··· INPUT RECORDS ···

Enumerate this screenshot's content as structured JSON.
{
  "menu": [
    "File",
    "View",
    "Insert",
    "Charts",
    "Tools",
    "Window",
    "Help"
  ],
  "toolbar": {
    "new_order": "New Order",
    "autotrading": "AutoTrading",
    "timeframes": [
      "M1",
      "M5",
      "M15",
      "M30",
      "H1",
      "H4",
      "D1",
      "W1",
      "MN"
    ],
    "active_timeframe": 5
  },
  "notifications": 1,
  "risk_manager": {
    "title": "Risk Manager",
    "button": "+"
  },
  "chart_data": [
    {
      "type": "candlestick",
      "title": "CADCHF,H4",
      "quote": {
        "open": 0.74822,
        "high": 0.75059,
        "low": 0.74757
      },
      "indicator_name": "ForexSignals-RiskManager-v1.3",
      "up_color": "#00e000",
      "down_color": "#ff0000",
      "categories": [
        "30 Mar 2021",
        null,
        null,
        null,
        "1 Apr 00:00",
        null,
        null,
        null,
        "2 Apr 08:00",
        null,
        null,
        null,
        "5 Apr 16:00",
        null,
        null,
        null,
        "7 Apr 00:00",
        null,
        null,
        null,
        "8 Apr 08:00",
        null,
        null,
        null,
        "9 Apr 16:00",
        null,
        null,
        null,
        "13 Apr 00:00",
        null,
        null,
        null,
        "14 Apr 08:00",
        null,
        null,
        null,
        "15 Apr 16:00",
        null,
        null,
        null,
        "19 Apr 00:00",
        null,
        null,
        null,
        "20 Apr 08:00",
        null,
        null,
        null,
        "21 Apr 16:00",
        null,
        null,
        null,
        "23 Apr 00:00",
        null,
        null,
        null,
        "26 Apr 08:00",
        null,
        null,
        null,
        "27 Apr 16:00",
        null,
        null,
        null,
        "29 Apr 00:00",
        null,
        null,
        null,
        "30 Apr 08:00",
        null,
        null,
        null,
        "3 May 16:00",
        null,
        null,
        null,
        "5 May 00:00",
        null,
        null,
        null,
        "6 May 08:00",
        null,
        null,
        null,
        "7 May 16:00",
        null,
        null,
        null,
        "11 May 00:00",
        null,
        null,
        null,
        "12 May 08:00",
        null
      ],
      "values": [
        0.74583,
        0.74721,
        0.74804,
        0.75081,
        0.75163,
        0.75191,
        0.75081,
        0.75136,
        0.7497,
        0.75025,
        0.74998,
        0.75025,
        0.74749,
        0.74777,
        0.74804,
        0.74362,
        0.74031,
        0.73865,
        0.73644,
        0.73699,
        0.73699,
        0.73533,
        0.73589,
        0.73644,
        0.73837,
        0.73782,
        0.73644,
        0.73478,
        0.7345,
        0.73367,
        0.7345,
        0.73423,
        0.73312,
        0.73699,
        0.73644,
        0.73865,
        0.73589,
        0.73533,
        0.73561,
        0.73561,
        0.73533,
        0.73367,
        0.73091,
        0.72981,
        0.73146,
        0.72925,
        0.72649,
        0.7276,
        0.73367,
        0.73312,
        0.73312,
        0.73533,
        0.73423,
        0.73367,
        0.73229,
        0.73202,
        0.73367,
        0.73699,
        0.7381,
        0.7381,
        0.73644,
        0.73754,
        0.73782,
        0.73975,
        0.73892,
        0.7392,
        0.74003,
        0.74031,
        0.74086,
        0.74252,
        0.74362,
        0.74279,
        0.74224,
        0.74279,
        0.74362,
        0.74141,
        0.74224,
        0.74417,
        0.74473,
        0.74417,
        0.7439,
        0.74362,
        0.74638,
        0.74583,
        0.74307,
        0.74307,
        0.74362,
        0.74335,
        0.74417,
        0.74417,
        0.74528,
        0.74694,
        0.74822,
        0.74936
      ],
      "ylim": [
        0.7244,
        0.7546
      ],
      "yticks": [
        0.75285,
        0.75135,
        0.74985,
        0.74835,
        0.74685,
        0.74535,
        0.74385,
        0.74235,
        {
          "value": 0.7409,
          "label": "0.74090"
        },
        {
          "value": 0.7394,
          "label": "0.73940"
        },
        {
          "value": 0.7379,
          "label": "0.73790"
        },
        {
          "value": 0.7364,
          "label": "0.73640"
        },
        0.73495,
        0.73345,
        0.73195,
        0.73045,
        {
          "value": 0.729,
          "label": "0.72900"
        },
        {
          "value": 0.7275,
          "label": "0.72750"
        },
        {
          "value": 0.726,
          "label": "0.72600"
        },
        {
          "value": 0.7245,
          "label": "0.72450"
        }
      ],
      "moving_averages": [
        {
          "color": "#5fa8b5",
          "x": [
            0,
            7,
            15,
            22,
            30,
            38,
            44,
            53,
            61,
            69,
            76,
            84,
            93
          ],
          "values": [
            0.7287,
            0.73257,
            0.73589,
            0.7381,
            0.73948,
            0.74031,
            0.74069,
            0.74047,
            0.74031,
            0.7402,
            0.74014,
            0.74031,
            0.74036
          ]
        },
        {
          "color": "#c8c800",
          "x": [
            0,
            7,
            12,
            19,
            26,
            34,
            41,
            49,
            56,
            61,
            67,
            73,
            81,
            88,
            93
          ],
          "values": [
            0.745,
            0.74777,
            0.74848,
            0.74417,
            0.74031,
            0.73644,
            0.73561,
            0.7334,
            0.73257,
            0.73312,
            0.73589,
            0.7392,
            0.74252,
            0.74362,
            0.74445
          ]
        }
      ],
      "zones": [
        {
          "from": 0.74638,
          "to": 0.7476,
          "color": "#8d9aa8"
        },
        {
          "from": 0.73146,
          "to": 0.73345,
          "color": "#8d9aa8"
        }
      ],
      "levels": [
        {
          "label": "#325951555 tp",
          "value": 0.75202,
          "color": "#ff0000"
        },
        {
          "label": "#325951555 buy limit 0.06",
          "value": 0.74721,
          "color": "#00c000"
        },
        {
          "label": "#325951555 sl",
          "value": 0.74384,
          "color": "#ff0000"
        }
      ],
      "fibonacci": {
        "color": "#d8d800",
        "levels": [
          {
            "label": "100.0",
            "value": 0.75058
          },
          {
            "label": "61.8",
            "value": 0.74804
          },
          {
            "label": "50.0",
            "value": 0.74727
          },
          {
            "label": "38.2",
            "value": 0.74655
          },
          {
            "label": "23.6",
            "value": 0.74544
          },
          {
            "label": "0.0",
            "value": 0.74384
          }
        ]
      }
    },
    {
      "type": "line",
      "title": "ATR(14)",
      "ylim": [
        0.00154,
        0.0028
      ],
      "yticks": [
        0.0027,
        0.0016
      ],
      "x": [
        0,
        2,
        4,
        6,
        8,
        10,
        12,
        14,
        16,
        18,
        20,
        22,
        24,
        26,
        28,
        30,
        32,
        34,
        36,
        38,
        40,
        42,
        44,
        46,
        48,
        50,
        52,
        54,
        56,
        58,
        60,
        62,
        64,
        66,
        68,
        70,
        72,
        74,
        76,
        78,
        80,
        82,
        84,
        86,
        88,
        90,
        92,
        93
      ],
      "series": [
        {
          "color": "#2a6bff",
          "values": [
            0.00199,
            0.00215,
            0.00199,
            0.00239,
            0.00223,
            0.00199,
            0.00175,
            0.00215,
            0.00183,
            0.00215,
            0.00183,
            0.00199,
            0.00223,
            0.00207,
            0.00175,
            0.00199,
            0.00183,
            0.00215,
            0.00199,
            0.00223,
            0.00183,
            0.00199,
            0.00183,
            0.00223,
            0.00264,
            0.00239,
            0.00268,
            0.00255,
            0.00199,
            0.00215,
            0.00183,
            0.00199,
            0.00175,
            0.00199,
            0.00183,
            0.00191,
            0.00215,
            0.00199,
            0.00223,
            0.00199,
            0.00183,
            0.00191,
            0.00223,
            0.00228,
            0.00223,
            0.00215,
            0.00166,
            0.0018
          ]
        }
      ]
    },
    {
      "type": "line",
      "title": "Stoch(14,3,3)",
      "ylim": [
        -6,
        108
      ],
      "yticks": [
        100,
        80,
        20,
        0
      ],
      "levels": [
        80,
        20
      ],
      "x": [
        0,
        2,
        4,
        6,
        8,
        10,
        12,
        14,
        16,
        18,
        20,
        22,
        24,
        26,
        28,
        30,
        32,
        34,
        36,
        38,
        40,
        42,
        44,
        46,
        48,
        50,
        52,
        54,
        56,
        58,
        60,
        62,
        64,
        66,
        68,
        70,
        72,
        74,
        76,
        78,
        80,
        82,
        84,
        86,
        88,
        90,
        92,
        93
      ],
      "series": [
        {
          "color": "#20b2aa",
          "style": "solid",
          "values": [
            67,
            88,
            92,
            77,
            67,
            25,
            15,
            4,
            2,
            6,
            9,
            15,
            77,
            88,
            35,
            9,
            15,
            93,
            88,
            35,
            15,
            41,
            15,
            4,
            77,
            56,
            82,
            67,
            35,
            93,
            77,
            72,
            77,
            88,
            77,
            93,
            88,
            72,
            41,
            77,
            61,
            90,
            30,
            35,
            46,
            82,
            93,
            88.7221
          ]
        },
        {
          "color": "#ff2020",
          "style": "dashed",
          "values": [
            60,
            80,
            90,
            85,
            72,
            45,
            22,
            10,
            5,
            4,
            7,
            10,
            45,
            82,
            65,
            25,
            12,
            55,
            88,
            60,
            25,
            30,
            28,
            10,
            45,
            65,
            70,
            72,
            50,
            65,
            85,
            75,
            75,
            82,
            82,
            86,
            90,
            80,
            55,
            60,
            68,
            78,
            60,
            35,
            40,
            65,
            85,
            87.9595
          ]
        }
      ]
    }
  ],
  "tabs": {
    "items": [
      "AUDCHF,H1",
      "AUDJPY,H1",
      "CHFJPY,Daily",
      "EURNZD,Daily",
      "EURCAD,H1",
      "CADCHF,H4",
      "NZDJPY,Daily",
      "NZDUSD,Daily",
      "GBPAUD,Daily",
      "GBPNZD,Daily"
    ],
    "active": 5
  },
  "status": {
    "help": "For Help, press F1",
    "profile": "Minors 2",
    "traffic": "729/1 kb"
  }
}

···

Gather each line from the entries above that includes the word "Daily".

      "CHFJPY,Daily",
      "EURNZD,Daily",
      "NZDJPY,Daily",
      "NZDUSD,Daily",
      "GBPAUD,Daily",
      "GBPNZD,Daily"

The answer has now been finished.